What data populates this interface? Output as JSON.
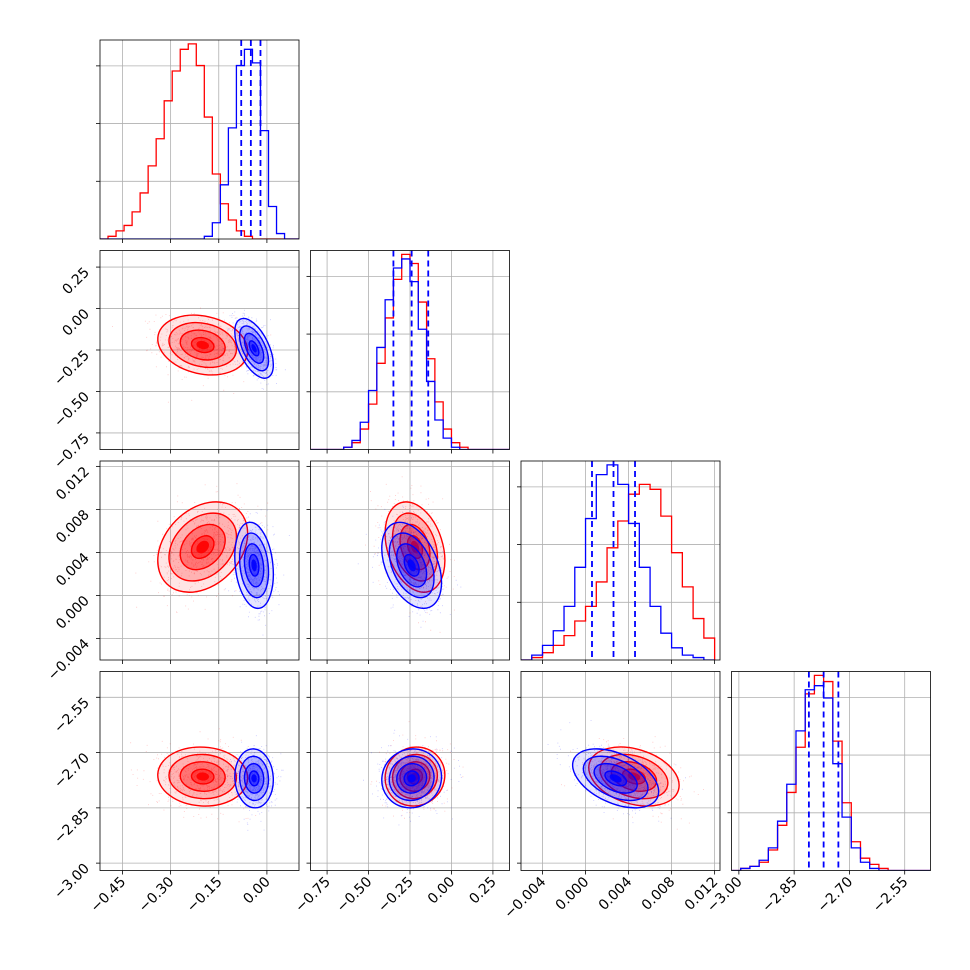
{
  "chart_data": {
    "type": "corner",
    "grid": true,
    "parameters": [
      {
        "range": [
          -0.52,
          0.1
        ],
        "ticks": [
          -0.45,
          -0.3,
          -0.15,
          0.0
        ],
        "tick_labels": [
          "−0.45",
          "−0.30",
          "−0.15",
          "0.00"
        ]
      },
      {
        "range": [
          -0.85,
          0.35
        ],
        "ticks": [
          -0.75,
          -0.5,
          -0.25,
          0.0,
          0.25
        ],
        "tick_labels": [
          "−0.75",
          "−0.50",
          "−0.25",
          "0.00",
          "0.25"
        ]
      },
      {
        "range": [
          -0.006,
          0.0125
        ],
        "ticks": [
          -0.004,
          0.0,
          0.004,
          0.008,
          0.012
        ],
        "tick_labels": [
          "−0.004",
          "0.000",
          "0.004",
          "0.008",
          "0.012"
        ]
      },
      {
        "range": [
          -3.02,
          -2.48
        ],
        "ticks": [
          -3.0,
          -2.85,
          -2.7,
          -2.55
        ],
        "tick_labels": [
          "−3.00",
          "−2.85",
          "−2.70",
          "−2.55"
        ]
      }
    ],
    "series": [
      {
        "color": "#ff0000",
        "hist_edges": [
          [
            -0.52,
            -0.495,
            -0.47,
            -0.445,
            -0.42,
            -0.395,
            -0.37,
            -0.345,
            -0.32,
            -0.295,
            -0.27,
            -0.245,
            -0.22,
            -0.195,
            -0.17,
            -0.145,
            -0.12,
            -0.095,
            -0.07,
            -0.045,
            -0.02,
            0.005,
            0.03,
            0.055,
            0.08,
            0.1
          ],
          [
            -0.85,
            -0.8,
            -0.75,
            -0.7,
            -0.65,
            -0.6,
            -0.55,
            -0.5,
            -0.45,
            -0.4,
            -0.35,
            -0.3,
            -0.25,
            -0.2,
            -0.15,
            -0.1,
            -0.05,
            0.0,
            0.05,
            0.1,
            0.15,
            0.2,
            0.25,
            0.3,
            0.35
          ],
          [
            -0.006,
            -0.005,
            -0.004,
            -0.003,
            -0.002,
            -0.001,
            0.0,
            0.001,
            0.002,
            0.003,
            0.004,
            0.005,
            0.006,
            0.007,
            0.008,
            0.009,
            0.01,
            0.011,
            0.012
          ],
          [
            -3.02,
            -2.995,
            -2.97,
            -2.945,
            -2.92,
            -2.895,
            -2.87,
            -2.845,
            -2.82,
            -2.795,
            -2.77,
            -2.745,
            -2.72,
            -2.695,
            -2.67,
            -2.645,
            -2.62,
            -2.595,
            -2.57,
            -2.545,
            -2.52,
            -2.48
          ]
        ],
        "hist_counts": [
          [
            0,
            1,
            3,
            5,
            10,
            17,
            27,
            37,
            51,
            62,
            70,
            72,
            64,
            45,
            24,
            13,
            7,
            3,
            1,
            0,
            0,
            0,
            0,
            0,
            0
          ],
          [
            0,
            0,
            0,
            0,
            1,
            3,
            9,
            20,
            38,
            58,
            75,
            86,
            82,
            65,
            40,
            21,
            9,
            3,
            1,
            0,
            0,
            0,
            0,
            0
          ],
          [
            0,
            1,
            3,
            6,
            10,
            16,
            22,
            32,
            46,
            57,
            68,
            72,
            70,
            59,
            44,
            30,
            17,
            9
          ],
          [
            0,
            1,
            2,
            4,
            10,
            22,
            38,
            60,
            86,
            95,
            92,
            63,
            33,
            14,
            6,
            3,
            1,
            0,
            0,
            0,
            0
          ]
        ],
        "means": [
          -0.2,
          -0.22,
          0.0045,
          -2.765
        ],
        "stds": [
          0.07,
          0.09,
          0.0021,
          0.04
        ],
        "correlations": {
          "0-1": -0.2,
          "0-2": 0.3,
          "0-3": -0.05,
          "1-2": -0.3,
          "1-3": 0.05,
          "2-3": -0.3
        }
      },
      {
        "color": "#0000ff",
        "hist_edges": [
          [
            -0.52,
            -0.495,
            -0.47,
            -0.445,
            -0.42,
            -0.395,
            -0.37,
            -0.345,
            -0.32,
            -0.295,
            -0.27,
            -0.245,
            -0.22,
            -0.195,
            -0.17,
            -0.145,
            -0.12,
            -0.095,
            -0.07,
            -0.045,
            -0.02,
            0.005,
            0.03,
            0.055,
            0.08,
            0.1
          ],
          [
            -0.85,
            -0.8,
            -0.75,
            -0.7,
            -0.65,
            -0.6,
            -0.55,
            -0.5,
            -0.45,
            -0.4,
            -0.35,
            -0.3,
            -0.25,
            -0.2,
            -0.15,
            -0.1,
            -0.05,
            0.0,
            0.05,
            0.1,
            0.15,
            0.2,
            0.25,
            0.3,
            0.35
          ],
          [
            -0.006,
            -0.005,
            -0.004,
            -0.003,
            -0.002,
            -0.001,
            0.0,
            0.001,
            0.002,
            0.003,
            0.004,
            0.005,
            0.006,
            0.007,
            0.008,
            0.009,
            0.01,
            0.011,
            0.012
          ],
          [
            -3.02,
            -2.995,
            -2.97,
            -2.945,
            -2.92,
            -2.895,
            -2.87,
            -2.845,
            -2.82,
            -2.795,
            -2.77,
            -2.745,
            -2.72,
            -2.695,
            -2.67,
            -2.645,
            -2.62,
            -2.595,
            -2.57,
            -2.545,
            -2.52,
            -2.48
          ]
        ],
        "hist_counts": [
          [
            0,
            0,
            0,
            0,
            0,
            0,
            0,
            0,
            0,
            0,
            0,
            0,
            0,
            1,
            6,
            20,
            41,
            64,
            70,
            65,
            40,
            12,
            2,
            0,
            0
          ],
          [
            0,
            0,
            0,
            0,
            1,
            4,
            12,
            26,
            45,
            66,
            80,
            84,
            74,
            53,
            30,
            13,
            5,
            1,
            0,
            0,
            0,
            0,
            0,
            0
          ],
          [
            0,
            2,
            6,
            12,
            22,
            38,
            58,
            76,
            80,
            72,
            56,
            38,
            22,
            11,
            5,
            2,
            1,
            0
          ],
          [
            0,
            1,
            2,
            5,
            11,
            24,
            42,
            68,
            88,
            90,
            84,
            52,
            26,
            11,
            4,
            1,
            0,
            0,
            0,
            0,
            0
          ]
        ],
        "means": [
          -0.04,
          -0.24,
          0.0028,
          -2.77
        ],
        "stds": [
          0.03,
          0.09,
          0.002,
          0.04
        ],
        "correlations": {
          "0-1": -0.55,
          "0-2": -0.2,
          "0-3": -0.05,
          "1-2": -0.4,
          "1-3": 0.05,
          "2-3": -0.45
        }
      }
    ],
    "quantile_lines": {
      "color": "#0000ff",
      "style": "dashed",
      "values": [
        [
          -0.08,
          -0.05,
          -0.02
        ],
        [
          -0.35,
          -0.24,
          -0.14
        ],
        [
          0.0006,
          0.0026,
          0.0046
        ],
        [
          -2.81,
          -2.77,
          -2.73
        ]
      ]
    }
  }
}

********************

Omit every image. Quote each record exactly.

What data populates this interface? Output as JSON.
{
  "chart_data": {
    "type": "corner",
    "grid": true,
    "parameters": [
      {
        "range": [
          -0.52,
          0.1
        ],
        "ticks": [
          -0.45,
          -0.3,
          -0.15,
          0.0
        ],
        "tick_labels": [
          "−0.45",
          "−0.30",
          "−0.15",
          "0.00"
        ]
      },
      {
        "range": [
          -0.85,
          0.35
        ],
        "ticks": [
          -0.75,
          -0.5,
          -0.25,
          0.0,
          0.25
        ],
        "tick_labels": [
          "−0.75",
          "−0.50",
          "−0.25",
          "0.00",
          "0.25"
        ]
      },
      {
        "range": [
          -0.006,
          0.0125
        ],
        "ticks": [
          -0.004,
          0.0,
          0.004,
          0.008,
          0.012
        ],
        "tick_labels": [
          "−0.004",
          "0.000",
          "0.004",
          "0.008",
          "0.012"
        ]
      },
      {
        "range": [
          -3.02,
          -2.48
        ],
        "ticks": [
          -3.0,
          -2.85,
          -2.7,
          -2.55
        ],
        "tick_labels": [
          "−3.00",
          "−2.85",
          "−2.70",
          "−2.55"
        ]
      }
    ],
    "series": [
      {
        "color": "#ff0000",
        "hist_edges": [
          [
            -0.52,
            -0.495,
            -0.47,
            -0.445,
            -0.42,
            -0.395,
            -0.37,
            -0.345,
            -0.32,
            -0.295,
            -0.27,
            -0.245,
            -0.22,
            -0.195,
            -0.17,
            -0.145,
            -0.12,
            -0.095,
            -0.07,
            -0.045,
            -0.02,
            0.005,
            0.03,
            0.055,
            0.08,
            0.1
          ],
          [
            -0.85,
            -0.8,
            -0.75,
            -0.7,
            -0.65,
            -0.6,
            -0.55,
            -0.5,
            -0.45,
            -0.4,
            -0.35,
            -0.3,
            -0.25,
            -0.2,
            -0.15,
            -0.1,
            -0.05,
            0.0,
            0.05,
            0.1,
            0.15,
            0.2,
            0.25,
            0.3,
            0.35
          ],
          [
            -0.006,
            -0.005,
            -0.004,
            -0.003,
            -0.002,
            -0.001,
            0.0,
            0.001,
            0.002,
            0.003,
            0.004,
            0.005,
            0.006,
            0.007,
            0.008,
            0.009,
            0.01,
            0.011,
            0.012
          ],
          [
            -3.02,
            -2.995,
            -2.97,
            -2.945,
            -2.92,
            -2.895,
            -2.87,
            -2.845,
            -2.82,
            -2.795,
            -2.77,
            -2.745,
            -2.72,
            -2.695,
            -2.67,
            -2.645,
            -2.62,
            -2.595,
            -2.57,
            -2.545,
            -2.52,
            -2.48
          ]
        ],
        "hist_counts": [
          [
            0,
            1,
            3,
            5,
            10,
            17,
            27,
            37,
            51,
            62,
            70,
            72,
            64,
            45,
            24,
            13,
            7,
            3,
            1,
            0,
            0,
            0,
            0,
            0,
            0
          ],
          [
            0,
            0,
            0,
            0,
            1,
            3,
            9,
            20,
            38,
            58,
            75,
            86,
            82,
            65,
            40,
            21,
            9,
            3,
            1,
            0,
            0,
            0,
            0,
            0
          ],
          [
            0,
            1,
            3,
            6,
            10,
            16,
            22,
            32,
            46,
            57,
            68,
            72,
            70,
            59,
            44,
            30,
            17,
            9
          ],
          [
            0,
            1,
            2,
            4,
            10,
            22,
            38,
            60,
            86,
            95,
            92,
            63,
            33,
            14,
            6,
            3,
            1,
            0,
            0,
            0,
            0
          ]
        ],
        "means": [
          -0.2,
          -0.22,
          0.0045,
          -2.765
        ],
        "stds": [
          0.07,
          0.09,
          0.0021,
          0.04
        ],
        "correlations": {
          "0-1": -0.2,
          "0-2": 0.3,
          "0-3": -0.05,
          "1-2": -0.3,
          "1-3": 0.05,
          "2-3": -0.3
        }
      },
      {
        "color": "#0000ff",
        "hist_edges": [
          [
            -0.52,
            -0.495,
            -0.47,
            -0.445,
            -0.42,
            -0.395,
            -0.37,
            -0.345,
            -0.32,
            -0.295,
            -0.27,
            -0.245,
            -0.22,
            -0.195,
            -0.17,
            -0.145,
            -0.12,
            -0.095,
            -0.07,
            -0.045,
            -0.02,
            0.005,
            0.03,
            0.055,
            0.08,
            0.1
          ],
          [
            -0.85,
            -0.8,
            -0.75,
            -0.7,
            -0.65,
            -0.6,
            -0.55,
            -0.5,
            -0.45,
            -0.4,
            -0.35,
            -0.3,
            -0.25,
            -0.2,
            -0.15,
            -0.1,
            -0.05,
            0.0,
            0.05,
            0.1,
            0.15,
            0.2,
            0.25,
            0.3,
            0.35
          ],
          [
            -0.006,
            -0.005,
            -0.004,
            -0.003,
            -0.002,
            -0.001,
            0.0,
            0.001,
            0.002,
            0.003,
            0.004,
            0.005,
            0.006,
            0.007,
            0.008,
            0.009,
            0.01,
            0.011,
            0.012
          ],
          [
            -3.02,
            -2.995,
            -2.97,
            -2.945,
            -2.92,
            -2.895,
            -2.87,
            -2.845,
            -2.82,
            -2.795,
            -2.77,
            -2.745,
            -2.72,
            -2.695,
            -2.67,
            -2.645,
            -2.62,
            -2.595,
            -2.57,
            -2.545,
            -2.52,
            -2.48
          ]
        ],
        "hist_counts": [
          [
            0,
            0,
            0,
            0,
            0,
            0,
            0,
            0,
            0,
            0,
            0,
            0,
            0,
            1,
            6,
            20,
            41,
            64,
            70,
            65,
            40,
            12,
            2,
            0,
            0
          ],
          [
            0,
            0,
            0,
            0,
            1,
            4,
            12,
            26,
            45,
            66,
            80,
            84,
            74,
            53,
            30,
            13,
            5,
            1,
            0,
            0,
            0,
            0,
            0,
            0
          ],
          [
            0,
            2,
            6,
            12,
            22,
            38,
            58,
            76,
            80,
            72,
            56,
            38,
            22,
            11,
            5,
            2,
            1,
            0
          ],
          [
            0,
            1,
            2,
            5,
            11,
            24,
            42,
            68,
            88,
            90,
            84,
            52,
            26,
            11,
            4,
            1,
            0,
            0,
            0,
            0,
            0
          ]
        ],
        "means": [
          -0.04,
          -0.24,
          0.0028,
          -2.77
        ],
        "stds": [
          0.03,
          0.09,
          0.002,
          0.04
        ],
        "correlations": {
          "0-1": -0.55,
          "0-2": -0.2,
          "0-3": -0.05,
          "1-2": -0.4,
          "1-3": 0.05,
          "2-3": -0.45
        }
      }
    ],
    "quantile_lines": {
      "color": "#0000ff",
      "style": "dashed",
      "values": [
        [
          -0.08,
          -0.05,
          -0.02
        ],
        [
          -0.35,
          -0.24,
          -0.14
        ],
        [
          0.0006,
          0.0026,
          0.0046
        ],
        [
          -2.81,
          -2.77,
          -2.73
        ]
      ]
    }
  }
}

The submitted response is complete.